» **PROBLEM REQUIREMENTS**: Scan the material below for the string "настоящего", and copy every line where it shows up.

» **DATASET RECORDS**:

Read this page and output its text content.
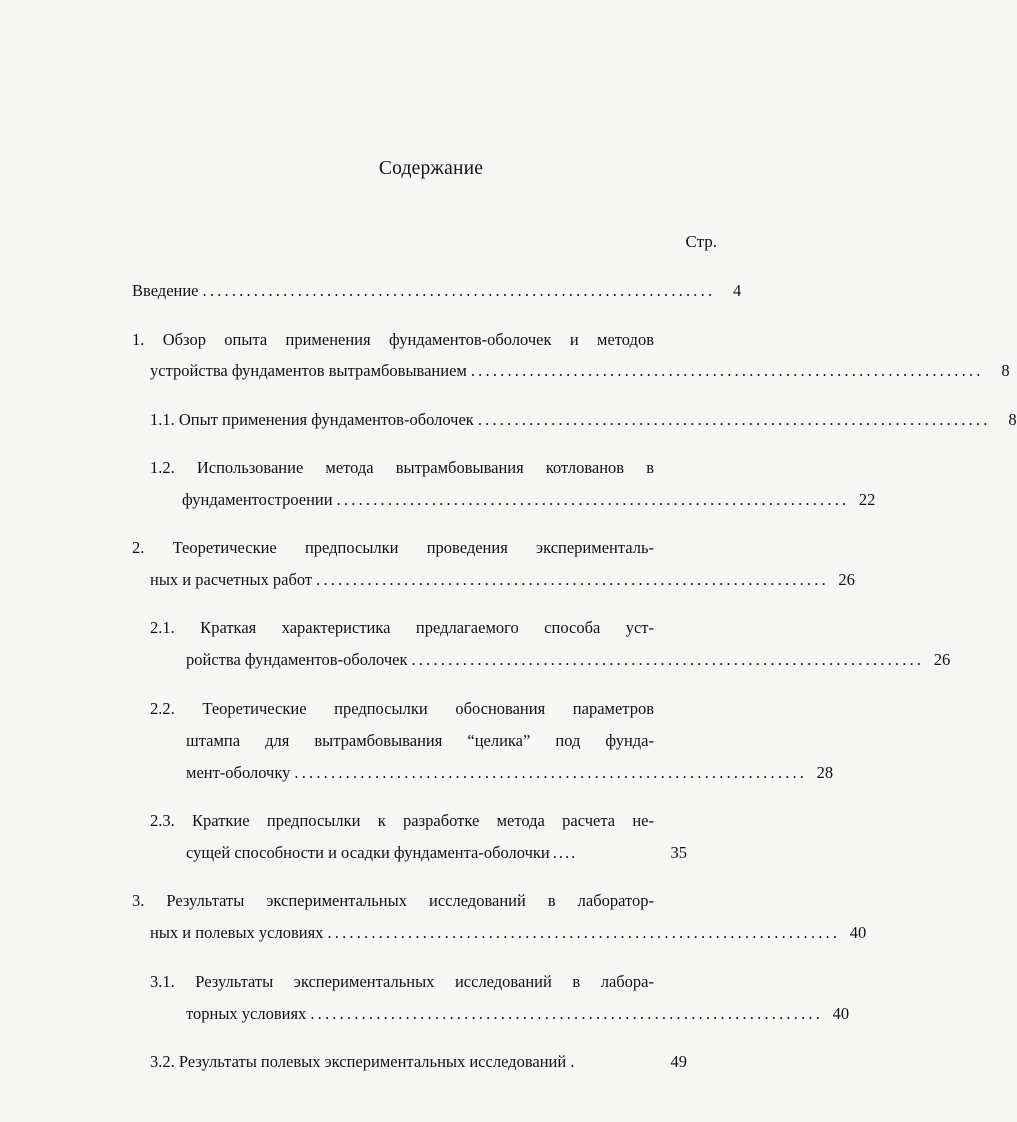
Содержание
Стр.
Введение ......................................................................	4
1. Обзор опыта применения фундаментов-оболочек и методов
устройства фундаментов вытрамбовыванием ......................................................................	8
1.1. Опыт применения фундаментов-оболочек ......................................................................	8
1.2. Использование метода вытрамбовывания котлованов в
фундаментостроении ...................................................................... 22
2. Теоретические предпосылки проведения эксперименталь-
ных и расчетных работ ...................................................................... 26
2.1. Краткая характеристика предлагаемого способа уст-
ройства фундаментов-оболочек ...................................................................... 26
2.2. Теоретические предпосылки обоснования параметров
штампа для вытрамбовывания “целика” под фунда-
мент-оболочку ...................................................................... 28
2.3. Краткие предпосылки к разработке метода расчета не-
сущей способности и осадки фундамента-оболочки ....	35
3. Результаты экспериментальных исследований в лаборатор-
ных и полевых условиях ...................................................................... 40
3.1. Результаты экспериментальных исследований в лабора-
торных условиях ...................................................................... 40
3.2. Результаты полевых экспериментальных исследований .	49
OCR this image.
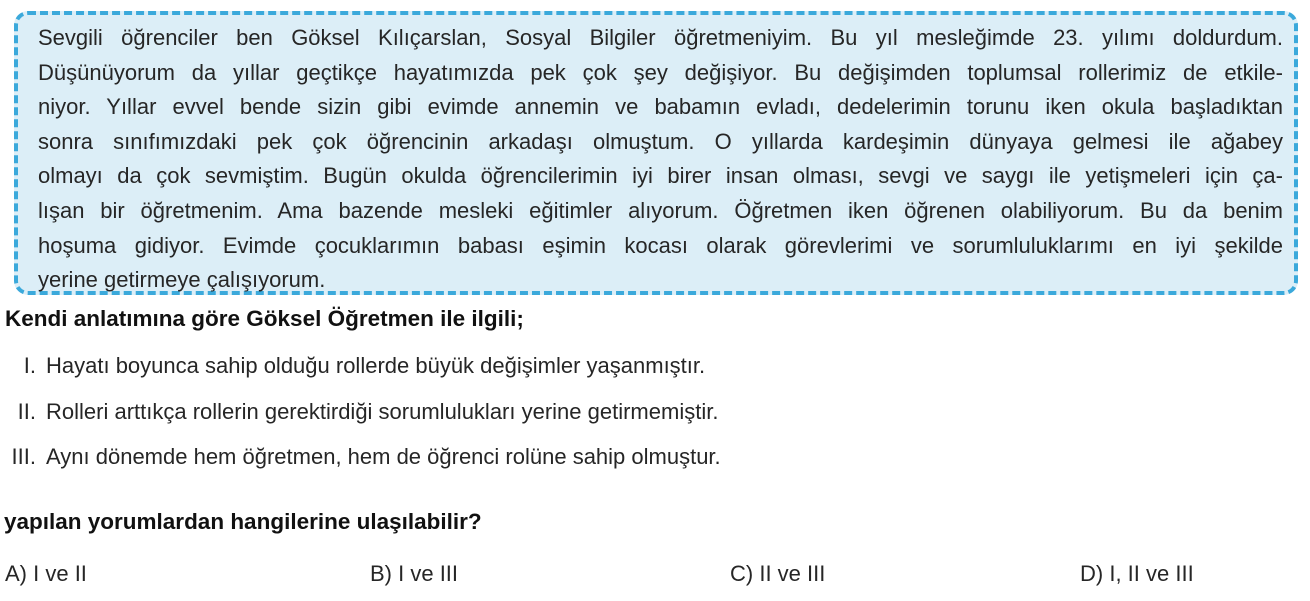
Sevgili öğrenciler ben Göksel Kılıçarslan, Sosyal Bilgiler öğretmeniyim. Bu yıl mesleğimde 23. yılımı doldurdum.
Düşünüyorum da yıllar geçtikçe hayatımızda pek çok şey değişiyor. Bu değişimden toplumsal rollerimiz de etkile-
niyor. Yıllar evvel bende sizin gibi evimde annemin ve babamın evladı, dedelerimin torunu iken okula başladıktan
sonra sınıfımızdaki pek çok öğrencinin arkadaşı olmuştum. O yıllarda kardeşimin dünyaya gelmesi ile ağabey
olmayı da çok sevmiştim. Bugün okulda öğrencilerimin iyi birer insan olması, sevgi ve saygı ile yetişmeleri için ça-
lışan bir öğretmenim. Ama bazende mesleki eğitimler alıyorum. Öğretmen iken öğrenen olabiliyorum. Bu da benim
hoşuma gidiyor. Evimde çocuklarımın babası eşimin kocası olarak görevlerimi ve sorumluluklarımı en iyi şekilde
yerine getirmeye çalışıyorum.
Kendi anlatımına göre Göksel Öğretmen ile ilgili;
I. Hayatı boyunca sahip olduğu rollerde büyük değişimler yaşanmıştır.
II. Rolleri arttıkça rollerin gerektirdiği sorumlulukları yerine getirmemiştir.
III. Aynı dönemde hem öğretmen, hem de öğrenci rolüne sahip olmuştur.
yapılan yorumlardan hangilerine ulaşılabilir?
A) I ve II	B) I ve III	C) II ve III	D) I, II ve III
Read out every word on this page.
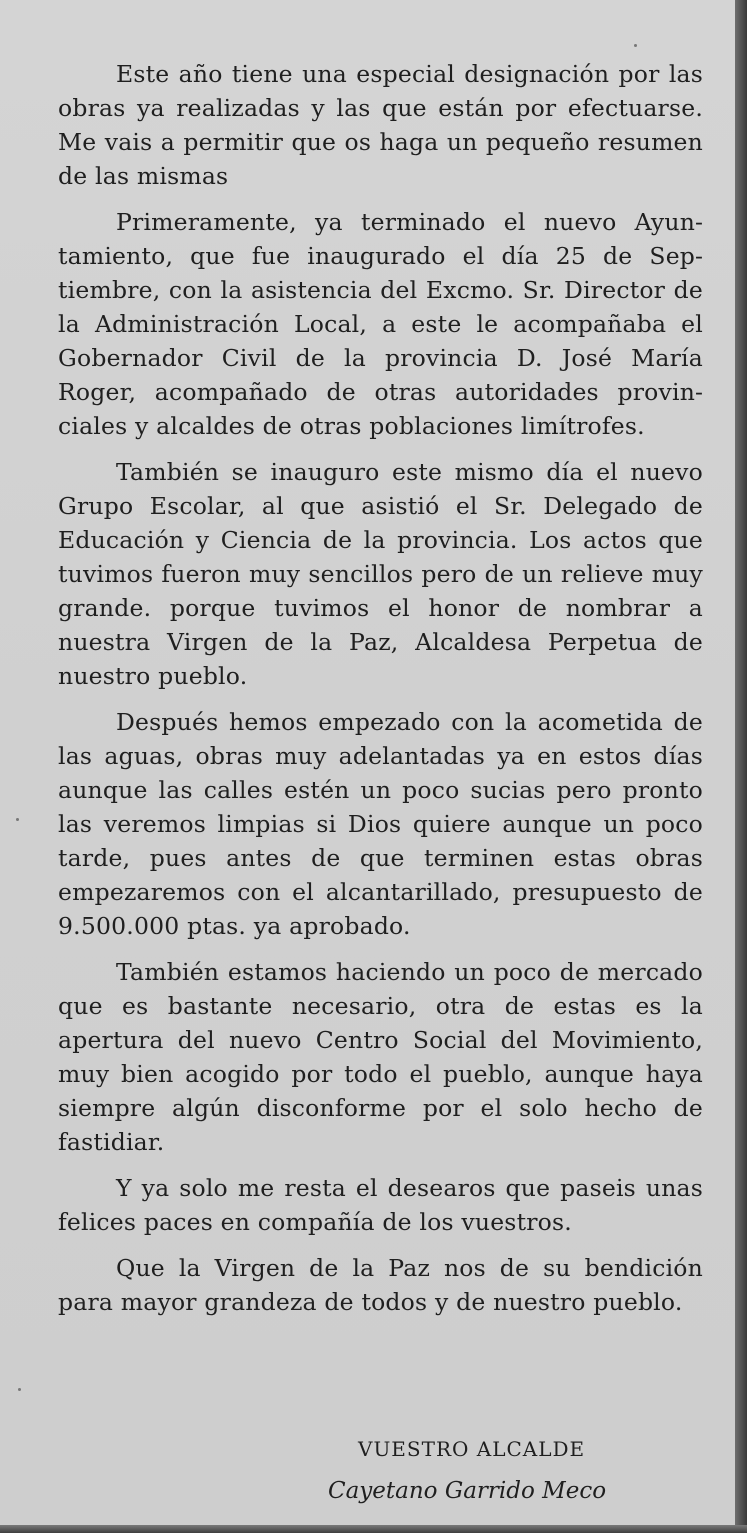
Este año tiene una especial designación por las obras ya realizadas y las que están por efectuarse. Me vais a permitir que os haga un pequeño resumen de las mismas

Primeramente, ya terminado el nuevo Ayuntamiento, que fue inaugurado el día 25 de Septiembre, con la asistencia del Excmo. Sr. Director de la Administración Local, a este le acompañaba el Gobernador Civil de la provincia D. José María Roger, acompañado de otras autoridades provinciales y alcaldes de otras poblaciones limítrofes.

También se inauguro este mismo día el nuevo Grupo Escolar, al que asistió el Sr. Delegado de Educación y Ciencia de la provincia. Los actos que tuvimos fueron muy sencillos pero de un relieve muy grande. porque tuvimos el honor de nombrar a nuestra Virgen de la Paz, Alcaldesa Perpetua de nuestro pueblo.

Después hemos empezado con la acometida de las aguas, obras muy adelantadas ya en estos días aunque las calles estén un poco sucias pero pronto las veremos limpias si Dios quiere aunque un poco tarde, pues antes de que terminen estas obras empezaremos con el alcantarillado, presupuesto de 9.500.000 ptas. ya aprobado.

También estamos haciendo un poco de mercado que es bastante necesario, otra de estas es la apertura del nuevo Centro Social del Movimiento, muy bien acogido por todo el pueblo, aunque haya siempre algún disconforme por el solo hecho de fastidiar.

Y ya solo me resta el desearos que paseis unas felices paces en compañía de los vuestros.

Que la Virgen de la Paz nos de su bendición para mayor grandeza de todos y de nuestro pueblo.

VUESTRO ALCALDE
Cayetano Garrido Meco
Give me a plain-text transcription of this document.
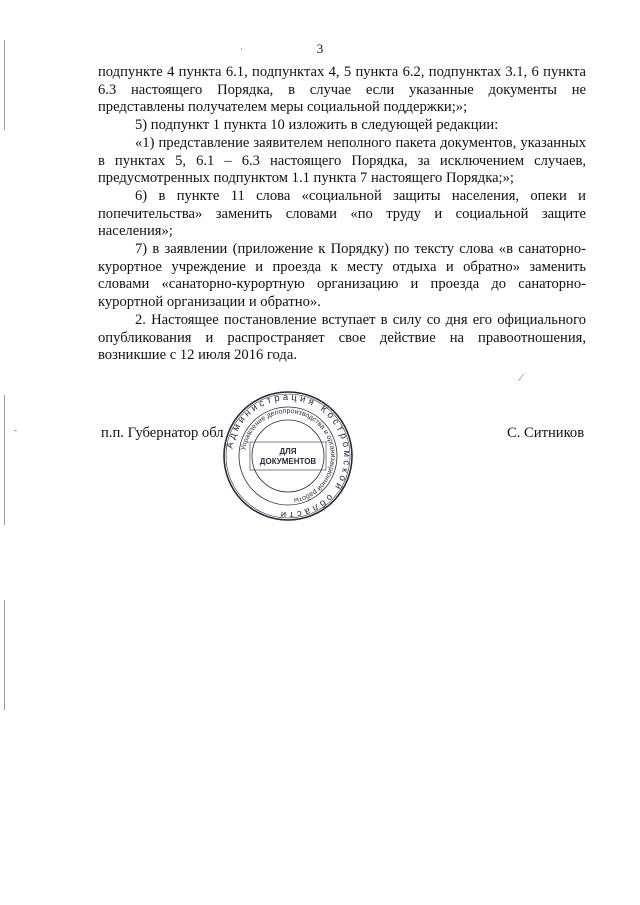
3

подпункте 4 пункта 6.1, подпунктах 4, 5 пункта 6.2, подпунктах 3.1, 6 пункта 6.3 настоящего Порядка, в случае если указанные документы не представлены получателем меры социальной поддержки;»;

5) подпункт 1 пункта 10 изложить в следующей редакции:

«1) представление заявителем неполного пакета документов, указанных в пунктах 5, 6.1 – 6.3 настоящего Порядка, за исключением случаев, предусмотренных подпунктом 1.1 пункта 7 настоящего Порядка;»;

6) в пункте 11 слова «социальной защиты населения, опеки и попечительства» заменить словами «по труду и социальной защите населения»;

7) в заявлении (приложение к Порядку) по тексту слова «в санаторно-курортное учреждение и проезда к месту отдыха и обратно» заменить словами «санаторно-курортную организацию и проезда до санаторно-курортной организации и обратно».

2. Настоящее постановление вступает в силу со дня его официального опубликования и распространяет свое действие на правоотношения, возникшие с 12 июля 2016 года.

п.п. Губернатор обл	С. Ситников
Администрация Костромской области
Управление делопроизводства и организационной работы
ДЛЯ
ДОКУМЕНТОВ
·
⁄
-
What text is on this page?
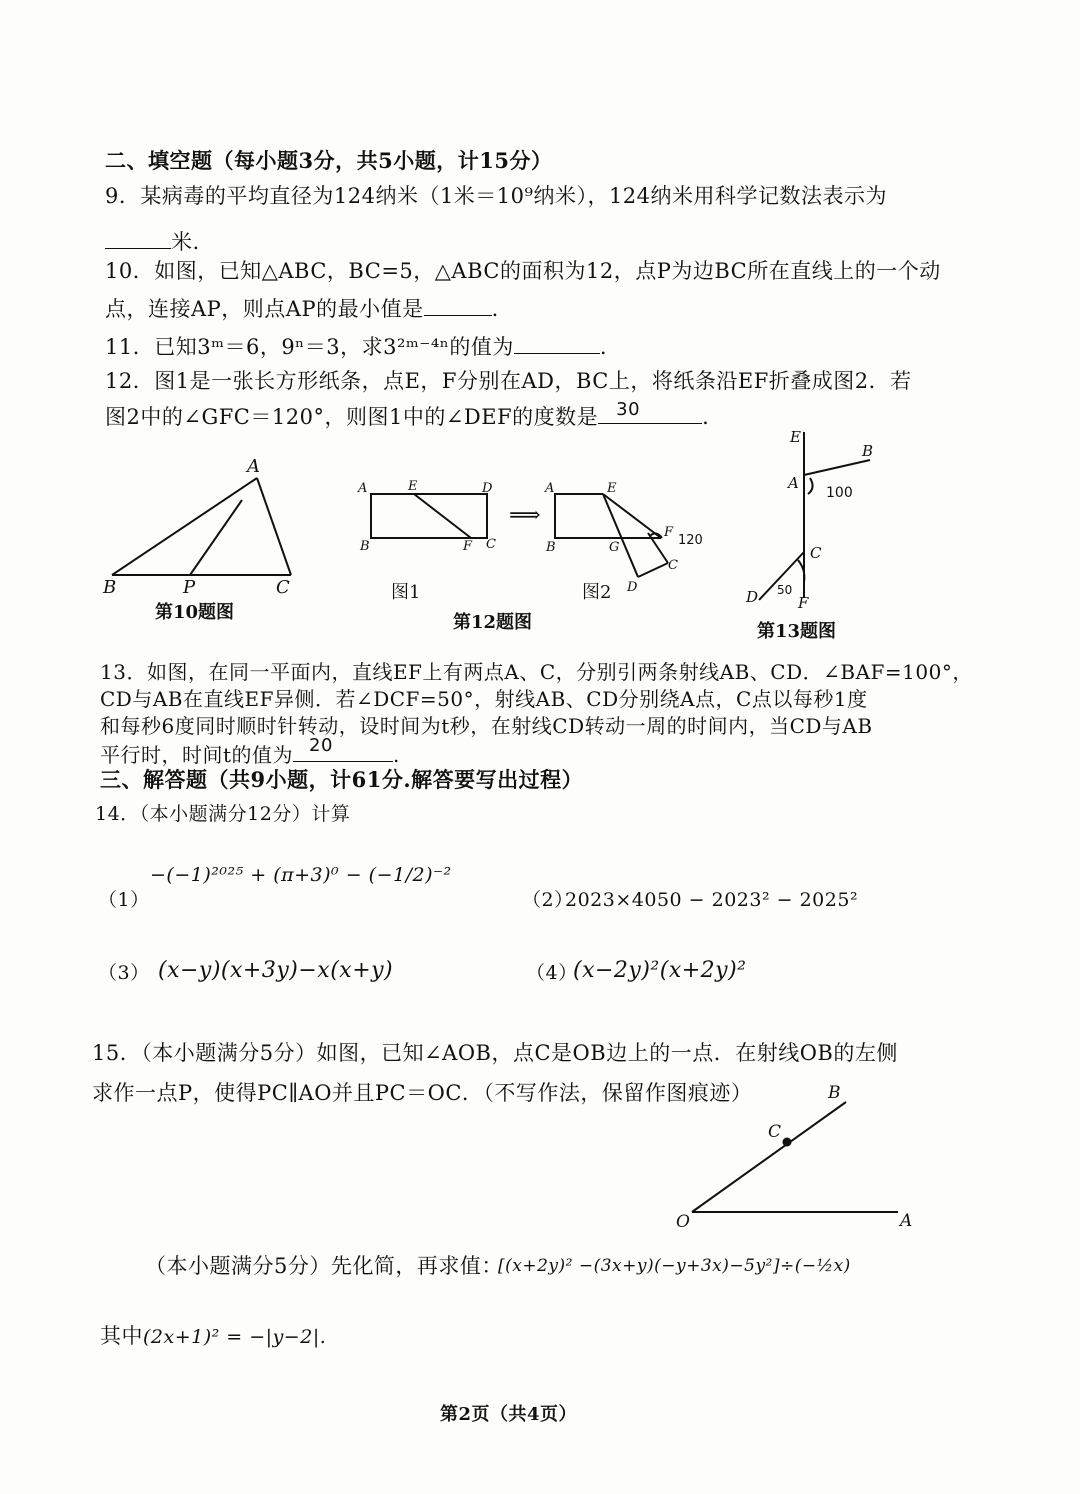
二、填空题（每小题3分，共5小题，计15分）
9．某病毒的平均直径为124纳米（1米＝10⁹纳米），124纳米用科学记数法表示为
米.
10．如图，已知△ABC，BC=5，△ABC的面积为12，点P为边BC所在直线上的一个动
点，连接AP，则点AP的最小值是	.
11．已知3ᵐ＝6，9ⁿ＝3，求3²ᵐ⁻⁴ⁿ的值为	.
12．图1是一张长方形纸条，点E，F分别在AD，BC上，将纸条沿EF折叠成图2．若
图2中的∠GFC＝120°，则图1中的∠DEF的度数是 30	.
A
B	P	C
第10题图
A	E	D
B	F C
图1
⟹
A	E
B	G
F
120
C
D
图2
第12题图
E
B
A
100
C
D 50
F
第13题图
13．如图，在同一平面内，直线EF上有两点A、C，分别引两条射线AB、CD．∠BAF=100°，
CD与AB在直线EF异侧．若∠DCF=50°，射线AB、CD分别绕A点，C点以每秒1度
和每秒6度同时顺时针转动，设时间为t秒，在射线CD转动一周的时间内，当CD与AB
平行时，时间t的值为 20	.
三、解答题（共9小题，计61分.解答要写出过程）
14．（本小题满分12分）计算
（1）
−(−1)²⁰²⁵ + (π+3)⁰ − (−1/2)⁻²
（2）
2023×4050 − 2023² − 2025²
（3） (x−y)(x+3y)−x(x+y)	（4）
(x−2y)²(x+2y)²
15．（本小题满分5分）如图，已知∠AOB，点C是OB边上的一点．在射线OB的左侧
求作一点P，使得PC∥AO并且PC＝OC．（不写作法，保留作图痕迹）
O	A
B
C
（本小题满分5分）先化简，再求值：
[(x+2y)² −(3x+y)(−y+3x)−5y²]÷(−½x)
其中(2x+1)² = −|y−2|.
第2页（共4页）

» **ANSWER TO THE TASK**:
подпункте 4 пункта 6.1, подпунктах 4, 5 пункта 6.2, подпунктах 3.1, 6 пункта 6.3 настоящего Порядка, в случае если указанные документы не представлены получателем меры социальной поддержки;»;
«1) представление заявителем неполного пакета документов, указанных в пунктах 5, 6.1 – 6.3 настоящего Порядка, за исключением случаев, предусмотренных подпунктом 1.1 пункта 7 настоящего Порядка;»;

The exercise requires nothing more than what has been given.